Data tied to figure images
*****

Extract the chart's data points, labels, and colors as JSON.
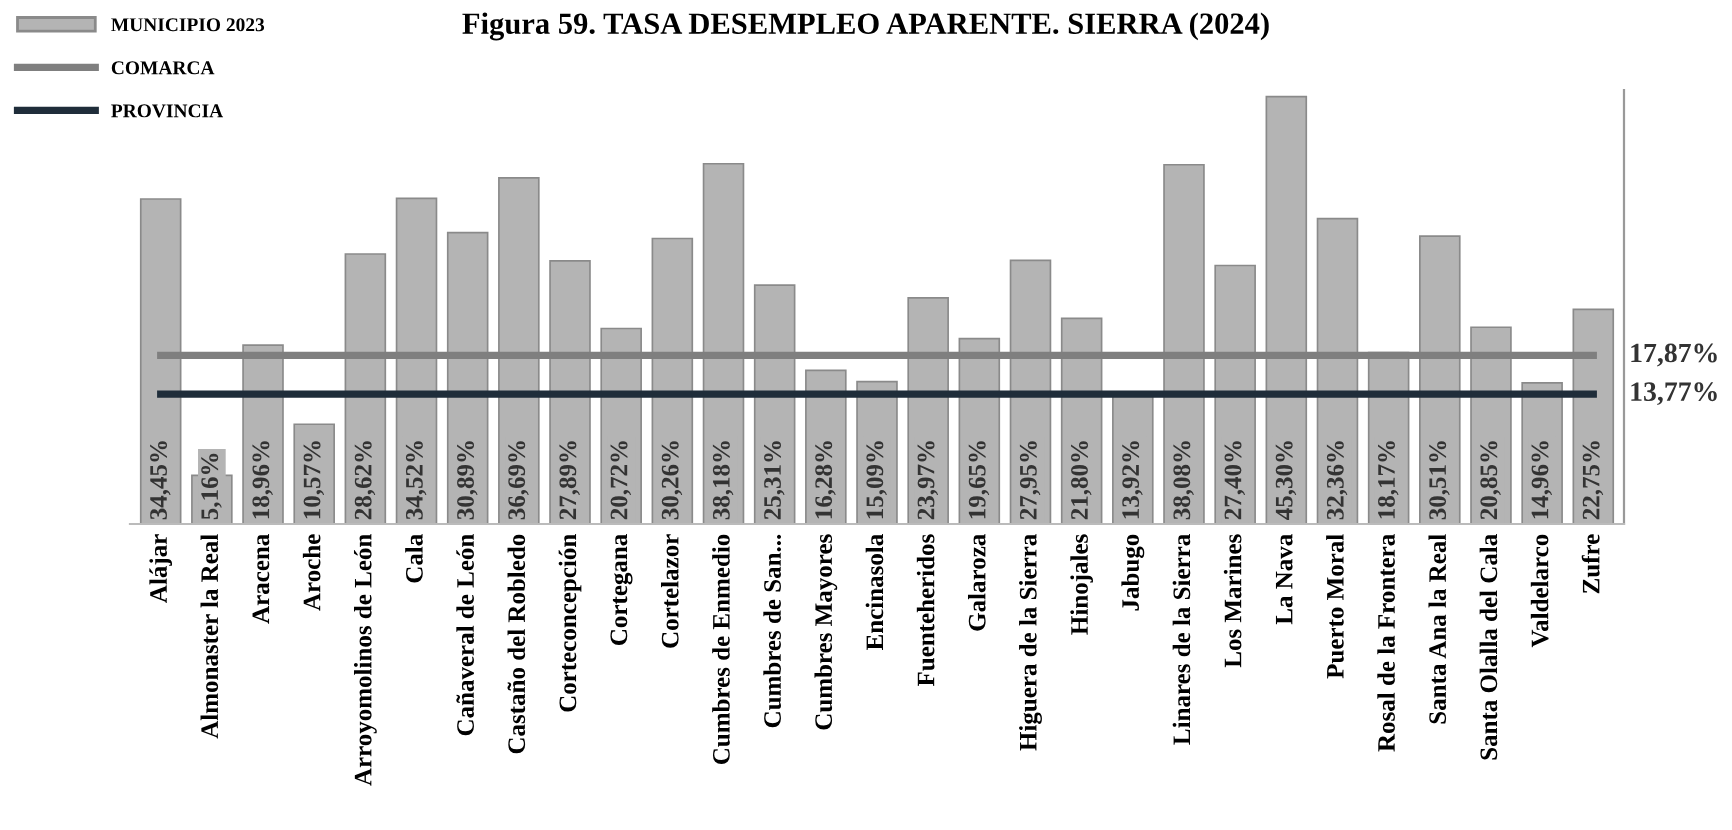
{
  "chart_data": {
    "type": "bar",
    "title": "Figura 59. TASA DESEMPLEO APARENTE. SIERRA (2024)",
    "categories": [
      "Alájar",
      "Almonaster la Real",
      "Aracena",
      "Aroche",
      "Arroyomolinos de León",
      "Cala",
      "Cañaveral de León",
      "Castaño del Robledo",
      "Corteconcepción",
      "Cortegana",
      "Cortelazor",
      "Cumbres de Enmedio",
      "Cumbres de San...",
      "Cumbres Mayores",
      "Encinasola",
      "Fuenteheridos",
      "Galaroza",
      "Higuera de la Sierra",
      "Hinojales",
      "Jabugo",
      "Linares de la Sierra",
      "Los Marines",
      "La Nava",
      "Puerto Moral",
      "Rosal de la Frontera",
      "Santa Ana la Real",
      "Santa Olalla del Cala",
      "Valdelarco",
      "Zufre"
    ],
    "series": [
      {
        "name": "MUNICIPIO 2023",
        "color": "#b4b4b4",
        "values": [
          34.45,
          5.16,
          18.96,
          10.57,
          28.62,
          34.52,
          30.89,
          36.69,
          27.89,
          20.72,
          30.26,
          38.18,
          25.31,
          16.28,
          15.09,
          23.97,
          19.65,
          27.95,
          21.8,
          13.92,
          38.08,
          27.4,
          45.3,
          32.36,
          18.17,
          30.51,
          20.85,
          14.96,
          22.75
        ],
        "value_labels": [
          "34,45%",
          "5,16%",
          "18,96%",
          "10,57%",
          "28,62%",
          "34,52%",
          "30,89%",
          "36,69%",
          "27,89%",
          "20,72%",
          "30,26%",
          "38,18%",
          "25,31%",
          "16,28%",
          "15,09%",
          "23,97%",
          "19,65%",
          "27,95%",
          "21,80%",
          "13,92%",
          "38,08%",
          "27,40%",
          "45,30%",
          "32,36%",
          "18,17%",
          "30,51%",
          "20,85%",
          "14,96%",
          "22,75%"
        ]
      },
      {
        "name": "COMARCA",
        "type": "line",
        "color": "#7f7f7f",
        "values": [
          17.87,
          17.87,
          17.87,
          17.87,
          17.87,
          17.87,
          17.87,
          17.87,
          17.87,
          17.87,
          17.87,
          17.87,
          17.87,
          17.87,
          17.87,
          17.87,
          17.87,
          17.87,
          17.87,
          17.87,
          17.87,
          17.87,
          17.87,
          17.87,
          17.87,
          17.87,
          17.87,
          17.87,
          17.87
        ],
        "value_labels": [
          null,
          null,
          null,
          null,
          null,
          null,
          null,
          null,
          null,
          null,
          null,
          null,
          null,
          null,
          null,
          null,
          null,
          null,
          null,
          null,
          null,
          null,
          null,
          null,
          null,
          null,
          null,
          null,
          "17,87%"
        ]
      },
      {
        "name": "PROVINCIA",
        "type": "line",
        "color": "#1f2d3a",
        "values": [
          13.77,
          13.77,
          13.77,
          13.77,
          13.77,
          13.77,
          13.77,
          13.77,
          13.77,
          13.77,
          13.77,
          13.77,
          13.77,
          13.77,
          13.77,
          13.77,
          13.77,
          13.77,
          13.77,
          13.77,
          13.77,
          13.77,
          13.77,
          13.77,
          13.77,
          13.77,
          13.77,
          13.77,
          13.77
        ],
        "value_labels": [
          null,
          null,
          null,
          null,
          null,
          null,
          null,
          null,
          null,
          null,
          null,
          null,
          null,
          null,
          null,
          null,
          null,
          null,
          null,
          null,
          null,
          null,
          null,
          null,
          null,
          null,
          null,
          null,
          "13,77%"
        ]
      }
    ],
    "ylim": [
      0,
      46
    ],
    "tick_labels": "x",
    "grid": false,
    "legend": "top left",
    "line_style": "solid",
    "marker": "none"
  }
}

*****

> _Task requirements_
Pick out the lines containing the string "León" and show them.

> _Response to the task_
      "Arroyomolinos de León",
      "Cañaveral de León",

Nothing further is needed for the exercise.